═════ Exercise material
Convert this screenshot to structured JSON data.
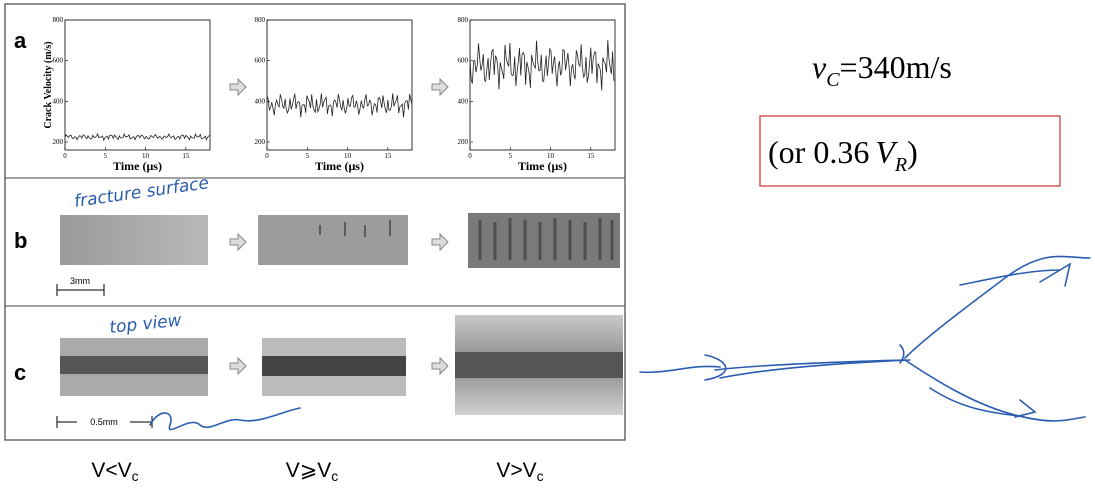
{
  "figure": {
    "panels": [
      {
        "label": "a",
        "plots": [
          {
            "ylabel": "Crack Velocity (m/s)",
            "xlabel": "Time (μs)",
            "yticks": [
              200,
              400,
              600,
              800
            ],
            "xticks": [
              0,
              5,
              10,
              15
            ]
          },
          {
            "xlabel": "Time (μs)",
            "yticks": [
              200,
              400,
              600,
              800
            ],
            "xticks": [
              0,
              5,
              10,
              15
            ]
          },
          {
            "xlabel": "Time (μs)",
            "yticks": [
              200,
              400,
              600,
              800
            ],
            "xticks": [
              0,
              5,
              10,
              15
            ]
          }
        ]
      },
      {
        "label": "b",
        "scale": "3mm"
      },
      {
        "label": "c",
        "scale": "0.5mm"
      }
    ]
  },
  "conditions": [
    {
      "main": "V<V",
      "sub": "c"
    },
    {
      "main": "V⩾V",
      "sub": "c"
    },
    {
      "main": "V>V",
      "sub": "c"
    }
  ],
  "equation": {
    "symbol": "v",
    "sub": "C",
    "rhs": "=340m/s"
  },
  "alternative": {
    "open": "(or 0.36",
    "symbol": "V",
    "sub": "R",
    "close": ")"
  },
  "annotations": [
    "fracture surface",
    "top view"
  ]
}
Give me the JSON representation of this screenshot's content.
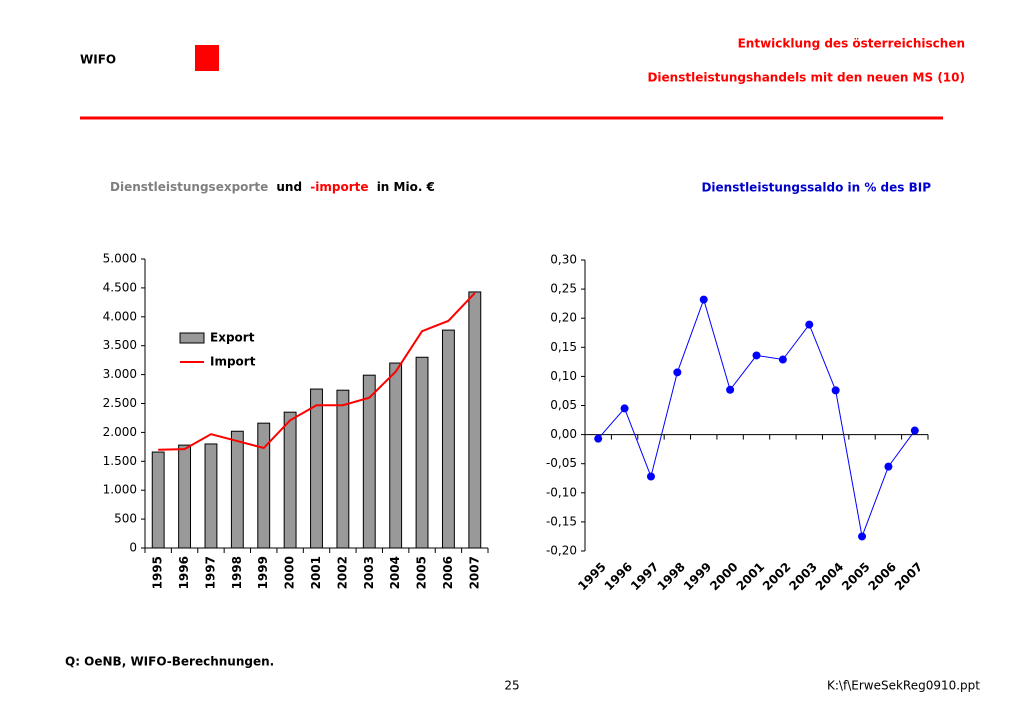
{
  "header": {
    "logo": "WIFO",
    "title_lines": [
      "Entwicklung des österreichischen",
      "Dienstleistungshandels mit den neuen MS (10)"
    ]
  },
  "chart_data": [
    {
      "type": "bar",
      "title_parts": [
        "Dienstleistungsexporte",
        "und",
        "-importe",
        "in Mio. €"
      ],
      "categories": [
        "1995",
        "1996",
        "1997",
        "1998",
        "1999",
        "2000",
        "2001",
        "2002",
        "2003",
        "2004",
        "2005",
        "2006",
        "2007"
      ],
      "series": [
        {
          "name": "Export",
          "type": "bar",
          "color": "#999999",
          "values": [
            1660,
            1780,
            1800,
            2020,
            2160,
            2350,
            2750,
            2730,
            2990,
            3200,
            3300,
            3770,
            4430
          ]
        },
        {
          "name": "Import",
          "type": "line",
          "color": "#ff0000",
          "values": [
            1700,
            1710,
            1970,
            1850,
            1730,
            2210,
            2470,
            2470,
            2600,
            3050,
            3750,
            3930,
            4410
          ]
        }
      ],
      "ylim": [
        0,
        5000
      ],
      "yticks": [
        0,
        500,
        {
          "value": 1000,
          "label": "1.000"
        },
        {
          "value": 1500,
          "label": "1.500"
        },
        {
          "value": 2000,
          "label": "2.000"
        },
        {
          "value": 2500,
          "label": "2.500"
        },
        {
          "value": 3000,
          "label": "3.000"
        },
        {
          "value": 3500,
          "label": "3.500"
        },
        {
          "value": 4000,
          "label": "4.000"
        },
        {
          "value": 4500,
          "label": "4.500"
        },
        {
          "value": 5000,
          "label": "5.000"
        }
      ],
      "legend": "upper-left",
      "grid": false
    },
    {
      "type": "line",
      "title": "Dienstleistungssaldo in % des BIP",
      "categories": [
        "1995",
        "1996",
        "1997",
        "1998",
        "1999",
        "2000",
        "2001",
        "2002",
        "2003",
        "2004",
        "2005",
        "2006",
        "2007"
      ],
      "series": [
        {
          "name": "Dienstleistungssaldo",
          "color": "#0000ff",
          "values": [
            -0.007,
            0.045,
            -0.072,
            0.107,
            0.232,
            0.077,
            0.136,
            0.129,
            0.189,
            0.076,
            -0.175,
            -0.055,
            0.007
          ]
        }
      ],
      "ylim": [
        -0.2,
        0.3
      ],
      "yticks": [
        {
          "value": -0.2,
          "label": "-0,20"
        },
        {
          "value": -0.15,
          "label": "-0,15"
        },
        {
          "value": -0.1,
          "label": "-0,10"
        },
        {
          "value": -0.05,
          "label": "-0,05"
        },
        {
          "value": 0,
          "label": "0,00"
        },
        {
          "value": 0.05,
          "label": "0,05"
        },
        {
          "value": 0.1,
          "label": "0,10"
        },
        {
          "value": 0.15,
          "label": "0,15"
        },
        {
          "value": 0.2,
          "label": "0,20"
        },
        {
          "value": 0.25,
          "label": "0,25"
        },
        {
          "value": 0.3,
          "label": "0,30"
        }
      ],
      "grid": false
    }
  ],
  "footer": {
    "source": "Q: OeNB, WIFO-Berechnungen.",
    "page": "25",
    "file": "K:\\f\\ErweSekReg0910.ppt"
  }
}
══════════
§ **Exercise brief**:
How many lines of the listing include the string "Dienstleistungssaldo"? Answer with the number alone.

§ **Written response**:
2